» **GIVEN TASK**
Repeat verbatim the lines that begin with the one containing "cell-d2[interactable] <box>452 181" and end with the one containing "row-header-7[interactable]: 7 <box>0", including both of those lines.

» **RECORD EXTRACTS**
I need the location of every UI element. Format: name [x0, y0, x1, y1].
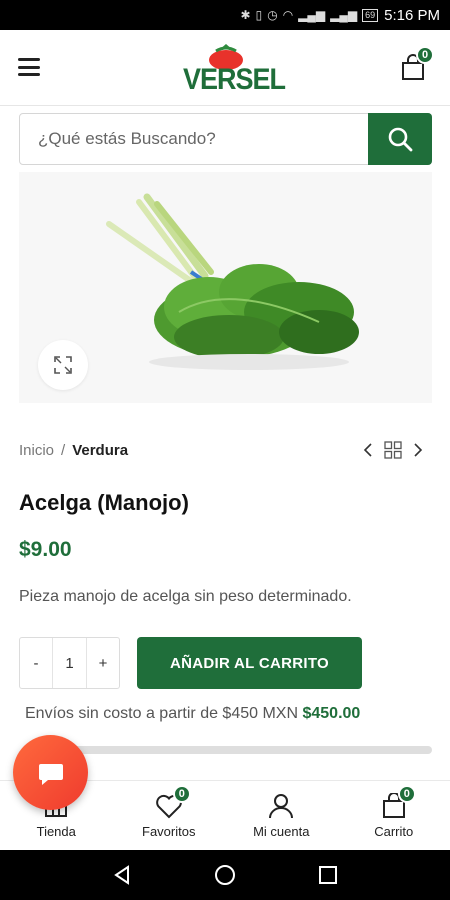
- breadcrumb-home-link[interactable]: Inicio: [19, 442, 54, 459]
- quantity-decrease-button[interactable]: -: [20, 638, 52, 688]
- free-shipping-notice: Envíos sin costo a partir de $450 MXN $4…: [25, 705, 360, 723]
- next-product-icon[interactable]: [412, 442, 424, 458]
- home-icon[interactable]: [214, 864, 236, 886]
- nav-label-mi-cuenta: Mi cuenta: [253, 824, 310, 839]
- quantity-stepper: - 1 +: [19, 637, 120, 689]
- cart-icon: 0: [380, 785, 416, 819]
- system-navigation-bar: [0, 850, 450, 900]
- grid-icon[interactable]: [384, 441, 402, 459]
- alarm-icon: ◷: [267, 8, 278, 22]
- expand-icon: [54, 356, 72, 374]
- search-button[interactable]: [368, 113, 432, 165]
- chat-bubble-icon: [38, 763, 63, 785]
- quantity-input[interactable]: 1: [52, 638, 87, 688]
- search-bar: [19, 113, 432, 165]
- nav-item-carrito[interactable]: 0 Carrito: [338, 781, 450, 850]
- bluetooth-icon: ✱: [240, 8, 251, 22]
- site-header: VERSEL 0: [0, 30, 450, 106]
- logo-text: VERSEL: [183, 62, 286, 96]
- product-description: Pieza manojo de acelga sin peso determin…: [19, 588, 352, 605]
- cart-nav-count-badge: 0: [397, 785, 416, 803]
- brand-logo[interactable]: VERSEL: [183, 40, 286, 98]
- quantity-increase-button[interactable]: +: [87, 638, 119, 688]
- battery-icon: 69: [362, 8, 379, 22]
- shipping-text: Envíos sin costo a partir de $450 MXN: [25, 705, 299, 722]
- hamburger-menu-icon[interactable]: [18, 58, 40, 76]
- nav-label-carrito: Carrito: [374, 824, 414, 839]
- recents-icon[interactable]: [317, 864, 339, 886]
- signal-icon-2: ▂▄▆: [330, 8, 358, 22]
- nav-item-favoritos[interactable]: 0 Favoritos: [113, 781, 226, 850]
- breadcrumb: Inicio / Verdura: [19, 442, 128, 459]
- add-to-cart-button[interactable]: AÑADIR AL CARRITO: [137, 637, 362, 689]
- product-price: $9.00: [19, 538, 72, 561]
- header-cart-button[interactable]: 0: [400, 46, 434, 82]
- back-icon[interactable]: [111, 864, 133, 886]
- status-time: 5:16 PM: [384, 6, 440, 24]
- product-navigation: [362, 441, 424, 459]
- nav-label-tienda: Tienda: [36, 824, 76, 839]
- status-icons: ✱ ▯ ◷ ◠ ▂▄▆ ▂▄▆ 69: [241, 8, 379, 22]
- previous-product-icon[interactable]: [362, 442, 374, 458]
- heart-icon: 0: [155, 785, 191, 819]
- nav-label-favoritos: Favoritos: [142, 824, 196, 839]
- wifi-icon: ◠: [282, 8, 294, 22]
- favorites-count-badge: 0: [172, 785, 191, 803]
- zoom-image-button[interactable]: [38, 340, 88, 390]
- user-icon: [267, 793, 295, 819]
- breadcrumb-current[interactable]: Verdura: [72, 442, 128, 459]
- shipping-progress-bar: [35, 746, 432, 754]
- status-bar: ✱ ▯ ◷ ◠ ▂▄▆ ▂▄▆ 69 5:16 PM: [0, 0, 450, 30]
- search-input[interactable]: [20, 114, 368, 164]
- shipping-amount: $450.00: [302, 705, 361, 722]
- cart-count-badge: 0: [416, 46, 434, 64]
- search-icon: [388, 127, 413, 152]
- signal-icon: ▂▄▆: [298, 8, 326, 22]
- nav-item-mi-cuenta[interactable]: Mi cuenta: [225, 781, 338, 850]
- product-title: Acelga (Manojo): [19, 490, 189, 515]
- vibrate-icon: ▯: [255, 8, 263, 22]
- breadcrumb-separator: /: [61, 442, 66, 459]
- product-image[interactable]: [19, 172, 432, 403]
- chat-button[interactable]: [13, 735, 88, 810]
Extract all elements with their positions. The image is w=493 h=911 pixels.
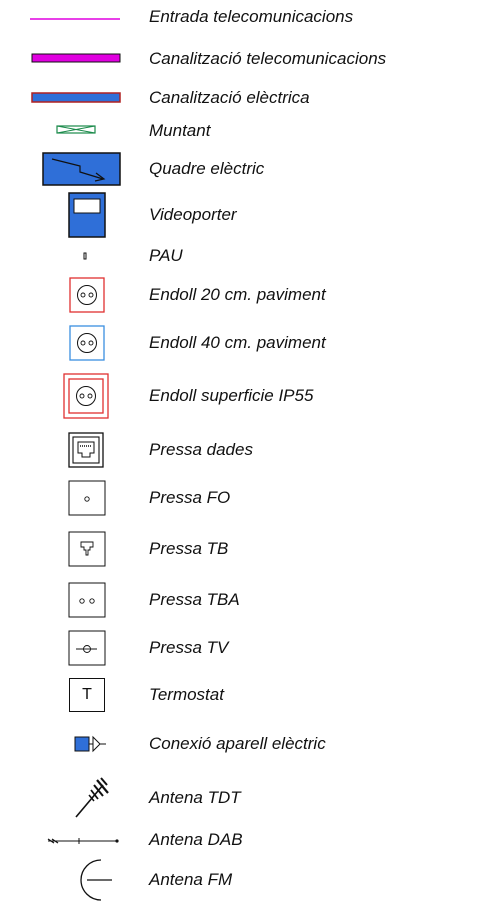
- socket-ip55-icon: [0, 372, 152, 420]
- legend-row-riser: Muntant: [0, 119, 493, 143]
- legend-row-video-intercom: Videoporter: [0, 192, 493, 238]
- dab-antenna-icon: [0, 828, 152, 852]
- socket-20cm-floor-icon: [0, 277, 152, 313]
- socket-40cm-floor-icon: [0, 325, 152, 361]
- legend-label: Antena FM: [149, 870, 233, 889]
- thermostat-glyph: T: [69, 678, 105, 712]
- legend-row-dtt-antenna: Antena TDT: [0, 776, 493, 820]
- legend-row-fiber-outlet: Pressa FO: [0, 479, 493, 517]
- riser-icon: [0, 119, 152, 143]
- tv-outlet-icon: [0, 630, 152, 666]
- legend-row-socket-ip55: Endoll superficie IP55: [0, 372, 493, 420]
- pau-icon: [0, 245, 152, 267]
- legend-label: Endoll 20 cm. paviment: [149, 285, 326, 304]
- legend-label: Videoporter: [149, 205, 237, 224]
- legend: Entrada telecomunicacions Canalització t…: [0, 0, 493, 911]
- legend-row-socket-40cm: Endoll 40 cm. paviment: [0, 325, 493, 361]
- legend-label: Pressa TBA: [149, 590, 240, 609]
- video-intercom-icon: [0, 192, 152, 238]
- legend-row-socket-20cm: Endoll 20 cm. paviment: [0, 277, 493, 313]
- legend-label: Quadre elèctric: [149, 159, 265, 178]
- legend-row-telecom-conduit: Canalització telecomunicacions: [0, 47, 493, 71]
- dtt-antenna-icon: [0, 776, 152, 820]
- legend-label: Pressa TB: [149, 539, 229, 558]
- legend-row-appliance-connection: Conexió aparell elèctric: [0, 731, 493, 757]
- legend-label: Pressa TV: [149, 638, 229, 657]
- legend-row-thermostat: T Termostat: [0, 677, 493, 713]
- thermostat-icon: T: [0, 677, 152, 713]
- legend-row-tv-outlet: Pressa TV: [0, 630, 493, 666]
- legend-row-telecom-entry: Entrada telecomunicacions: [0, 5, 493, 29]
- electric-conduit-icon: [0, 86, 152, 110]
- telecom-entry-line-icon: [0, 5, 152, 29]
- legend-label: Antena DAB: [149, 830, 243, 849]
- data-outlet-icon: [0, 431, 152, 469]
- legend-row-dab-antenna: Antena DAB: [0, 828, 493, 852]
- legend-label: Endoll 40 cm. paviment: [149, 333, 326, 352]
- tba-outlet-icon: [0, 582, 152, 618]
- legend-label: PAU: [149, 246, 183, 265]
- legend-label: Conexió aparell elèctric: [149, 734, 326, 753]
- legend-label: Termostat: [149, 685, 224, 704]
- legend-label: Entrada telecomunicacions: [149, 7, 354, 26]
- legend-label: Pressa FO: [149, 488, 231, 507]
- fm-antenna-icon: [0, 856, 152, 904]
- electrical-panel-icon: [0, 152, 152, 186]
- legend-label: Endoll superficie IP55: [149, 386, 314, 405]
- tb-outlet-icon: [0, 531, 152, 567]
- legend-row-tb-outlet: Pressa TB: [0, 531, 493, 567]
- legend-label: Pressa dades: [149, 440, 253, 459]
- fiber-outlet-icon: [0, 479, 152, 517]
- legend-row-electrical-panel: Quadre elèctric: [0, 152, 493, 186]
- legend-row-data-outlet: Pressa dades: [0, 431, 493, 469]
- appliance-connection-icon: [0, 731, 152, 757]
- legend-row-pau: PAU: [0, 245, 493, 267]
- legend-label: Canalització elèctrica: [149, 88, 310, 107]
- legend-label: Canalització telecomunicacions: [149, 49, 387, 68]
- legend-label: Antena TDT: [149, 788, 241, 807]
- legend-row-tba-outlet: Pressa TBA: [0, 582, 493, 618]
- telecom-conduit-icon: [0, 47, 152, 71]
- legend-label: Muntant: [149, 121, 211, 140]
- legend-row-electric-conduit: Canalització elèctrica: [0, 86, 493, 110]
- legend-row-fm-antenna: Antena FM: [0, 856, 493, 904]
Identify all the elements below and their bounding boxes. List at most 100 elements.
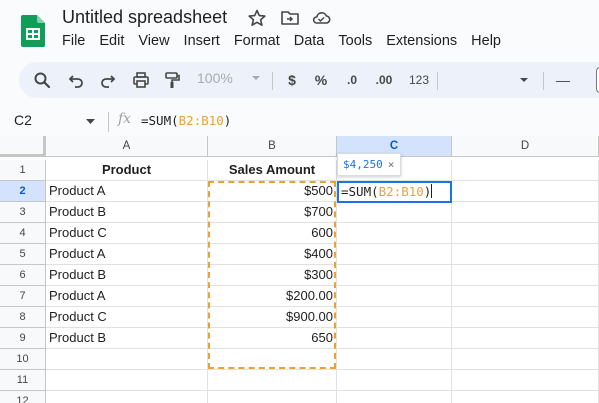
cell-d2[interactable] <box>452 181 599 202</box>
formula-input[interactable]: =SUM(B2:B10) <box>141 113 231 128</box>
star-icon[interactable] <box>247 9 267 27</box>
cell-d4[interactable] <box>452 223 599 244</box>
cell-c3[interactable] <box>337 202 452 223</box>
cell-d8[interactable] <box>452 307 599 328</box>
cell-b3[interactable]: $700 <box>208 202 337 223</box>
select-all-corner[interactable] <box>0 136 46 157</box>
cell-c11[interactable] <box>337 370 452 391</box>
cell-d6[interactable] <box>452 265 599 286</box>
cell-c5[interactable] <box>337 244 452 265</box>
active-cell-editor[interactable]: =SUM(B2:B10) <box>337 181 452 203</box>
cell-a9[interactable]: Product B <box>46 328 208 349</box>
cell-c8[interactable] <box>337 307 452 328</box>
cell-a8[interactable]: Product C <box>46 307 208 328</box>
cell-d3[interactable] <box>452 202 599 223</box>
row-header-4[interactable]: 4 <box>0 223 46 244</box>
more-formats-button[interactable]: 123 <box>405 62 433 98</box>
cell-b1[interactable]: Sales Amount <box>208 160 337 181</box>
search-menus-button[interactable] <box>31 62 53 98</box>
close-icon[interactable]: × <box>388 158 395 171</box>
cell-a12[interactable] <box>46 391 208 403</box>
chevron-down-icon <box>251 76 260 80</box>
menu-edit[interactable]: Edit <box>99 33 124 49</box>
menu-insert[interactable]: Insert <box>184 33 220 49</box>
menu-tools[interactable]: Tools <box>338 33 372 49</box>
cell-b2[interactable]: $500 <box>208 181 337 202</box>
move-folder-icon[interactable] <box>280 9 300 27</box>
cell-b6[interactable]: $300 <box>208 265 337 286</box>
row-header-9[interactable]: 9 <box>0 328 46 349</box>
cell-a4[interactable]: Product C <box>46 223 208 244</box>
menu-format[interactable]: Format <box>234 33 280 49</box>
cell-c6[interactable] <box>337 265 452 286</box>
row-header-12[interactable]: 12 <box>0 391 46 403</box>
menu-view[interactable]: View <box>138 33 169 49</box>
menu-data[interactable]: Data <box>294 33 325 49</box>
undo-button[interactable] <box>65 62 87 98</box>
column-header-b[interactable]: B <box>208 136 337 157</box>
column-header-d[interactable]: D <box>452 136 599 157</box>
row-header-7[interactable]: 7 <box>0 286 46 307</box>
cell-a3[interactable]: Product B <box>46 202 208 223</box>
cell-a7[interactable]: Product A <box>46 286 208 307</box>
font-family-select[interactable] <box>439 66 565 94</box>
row-header-11[interactable]: 11 <box>0 370 46 391</box>
cell-b9[interactable]: 650 <box>208 328 337 349</box>
zoom-select[interactable]: 100% <box>197 70 261 86</box>
cell-b4[interactable]: 600 <box>208 223 337 244</box>
row-header-10[interactable]: 10 <box>0 349 46 370</box>
fx-icon: fx <box>118 111 132 127</box>
increase-decimal-button[interactable]: .00 <box>371 62 397 98</box>
document-title[interactable]: Untitled spreadsheet <box>62 7 227 28</box>
paint-format-button[interactable] <box>161 62 183 98</box>
editor-range-ref: B2:B10 <box>378 184 424 199</box>
decrease-decimal-button[interactable]: .0 <box>341 62 363 98</box>
row-header-1[interactable]: 1 <box>0 160 46 181</box>
row-header-2[interactable]: 2 <box>0 181 46 202</box>
cell-b7[interactable]: $200.00 <box>208 286 337 307</box>
cell-d10[interactable] <box>452 349 599 370</box>
cell-c4[interactable] <box>337 223 452 244</box>
cell-a10[interactable] <box>46 349 208 370</box>
cell-a6[interactable]: Product B <box>46 265 208 286</box>
print-button[interactable] <box>130 62 152 98</box>
menu-help[interactable]: Help <box>471 33 501 49</box>
cell-a11[interactable] <box>46 370 208 391</box>
decrease-font-size-button[interactable]: — <box>555 62 571 98</box>
cell-d12[interactable] <box>452 391 599 403</box>
cell-d7[interactable] <box>452 286 599 307</box>
cell-a2[interactable]: Product A <box>46 181 208 202</box>
currency-format-button[interactable]: $ <box>282 62 302 98</box>
percent-format-button[interactable]: % <box>311 62 331 98</box>
name-box-dropdown-icon[interactable] <box>86 119 95 124</box>
cell-c7[interactable] <box>337 286 452 307</box>
cell-d11[interactable] <box>452 370 599 391</box>
redo-button[interactable] <box>97 62 119 98</box>
cell-b8[interactable]: $900.00 <box>208 307 337 328</box>
cell-c9[interactable] <box>337 328 452 349</box>
menu-file[interactable]: File <box>62 33 85 49</box>
name-box[interactable]: C2 <box>14 112 32 128</box>
cell-b12[interactable] <box>208 391 337 403</box>
cell-d1[interactable] <box>452 160 599 181</box>
row-header-3[interactable]: 3 <box>0 202 46 223</box>
cell-b11[interactable] <box>208 370 337 391</box>
column-header-a[interactable]: A <box>46 136 208 157</box>
zoom-value: 100% <box>197 70 233 86</box>
formula-bar-divider <box>108 112 109 132</box>
formula-bar: C2 fx =SUM(B2:B10) <box>0 110 599 134</box>
cell-d5[interactable] <box>452 244 599 265</box>
cell-c12[interactable] <box>337 391 452 403</box>
cell-d9[interactable] <box>452 328 599 349</box>
sheets-logo-icon[interactable] <box>21 15 45 47</box>
menu-extensions[interactable]: Extensions <box>386 33 457 49</box>
cell-a5[interactable]: Product A <box>46 244 208 265</box>
row-header-5[interactable]: 5 <box>0 244 46 265</box>
cell-b10[interactable] <box>208 349 337 370</box>
row-header-8[interactable]: 8 <box>0 307 46 328</box>
cell-b5[interactable]: $400 <box>208 244 337 265</box>
cell-a1[interactable]: Product <box>46 160 208 181</box>
cell-c10[interactable] <box>337 349 452 370</box>
cloud-saved-icon[interactable] <box>311 9 331 27</box>
row-header-6[interactable]: 6 <box>0 265 46 286</box>
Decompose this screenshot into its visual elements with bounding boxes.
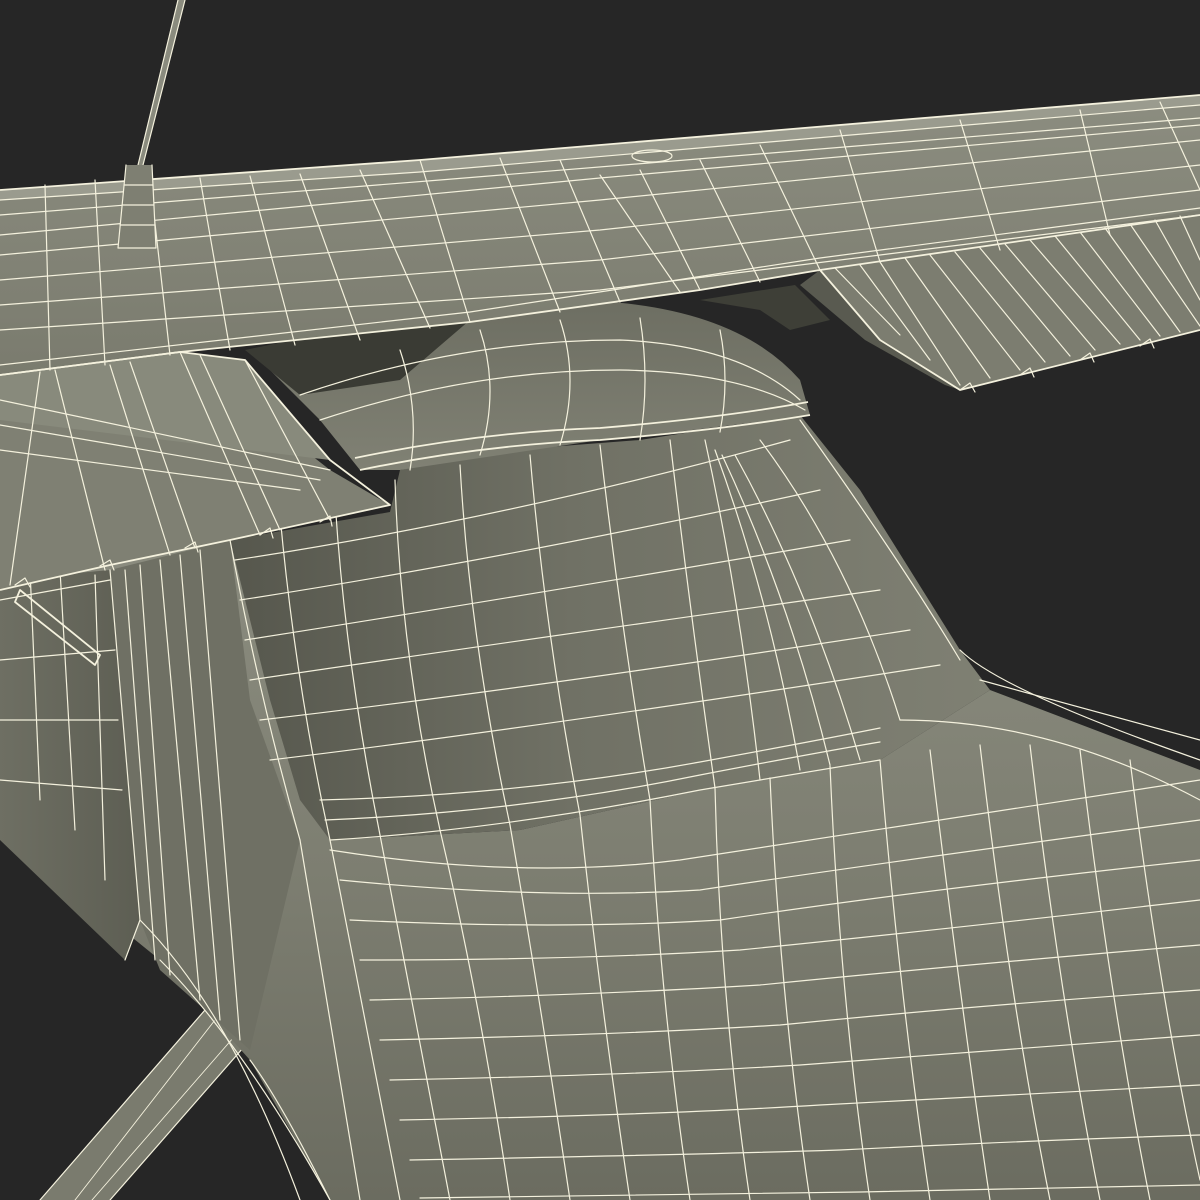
aircraft-wireframe-render bbox=[0, 0, 1200, 1200]
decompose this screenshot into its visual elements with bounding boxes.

» **REPLY**
cell-d2[interactable] <box>452 181 599 202</box>
formula-input[interactable]: =SUM(B2:B10) <box>141 113 231 128</box>
star-icon[interactable] <box>247 9 267 27</box>
cell-d4[interactable] <box>452 223 599 244</box>
cell-c3[interactable] <box>337 202 452 223</box>
cell-d8[interactable] <box>452 307 599 328</box>
cell-b3[interactable]: $700 <box>208 202 337 223</box>
select-all-corner[interactable] <box>0 136 46 157</box>
cell-c11[interactable] <box>337 370 452 391</box>
cell-d6[interactable] <box>452 265 599 286</box>
cell-c5[interactable] <box>337 244 452 265</box>
active-cell-editor[interactable]: =SUM(B2:B10) <box>337 181 452 203</box>
cell-a9[interactable]: Product B <box>46 328 208 349</box>
cell-c8[interactable] <box>337 307 452 328</box>
cell-a8[interactable]: Product C <box>46 307 208 328</box>
cell-d3[interactable] <box>452 202 599 223</box>
row-header-4[interactable]: 4 <box>0 223 46 244</box>
more-formats-button[interactable]: 123 <box>405 62 433 98</box>
cell-b1[interactable]: Sales Amount <box>208 160 337 181</box>
search-menus-button[interactable] <box>31 62 53 98</box>
close-icon[interactable]: × <box>388 158 395 171</box>
cell-a12[interactable] <box>46 391 208 403</box>
chevron-down-icon <box>251 76 260 80</box>
menu-edit[interactable]: Edit <box>99 33 124 49</box>
menu-insert[interactable]: Insert <box>184 33 220 49</box>
menu-tools[interactable]: Tools <box>338 33 372 49</box>
cell-b2[interactable]: $500 <box>208 181 337 202</box>
move-folder-icon[interactable] <box>280 9 300 27</box>
cell-b6[interactable]: $300 <box>208 265 337 286</box>
row-header-9[interactable]: 9 <box>0 328 46 349</box>
cell-a4[interactable]: Product C <box>46 223 208 244</box>
menu-format[interactable]: Format <box>234 33 280 49</box>
cell-c6[interactable] <box>337 265 452 286</box>
row-header-12[interactable]: 12 <box>0 391 46 403</box>
menu-view[interactable]: View <box>138 33 169 49</box>
menu-data[interactable]: Data <box>294 33 325 49</box>
undo-button[interactable] <box>65 62 87 98</box>
column-header-b[interactable]: B <box>208 136 337 157</box>
column-header-d[interactable]: D <box>452 136 599 157</box>
row-header-7[interactable]: 7 <box>0 286 46 307</box>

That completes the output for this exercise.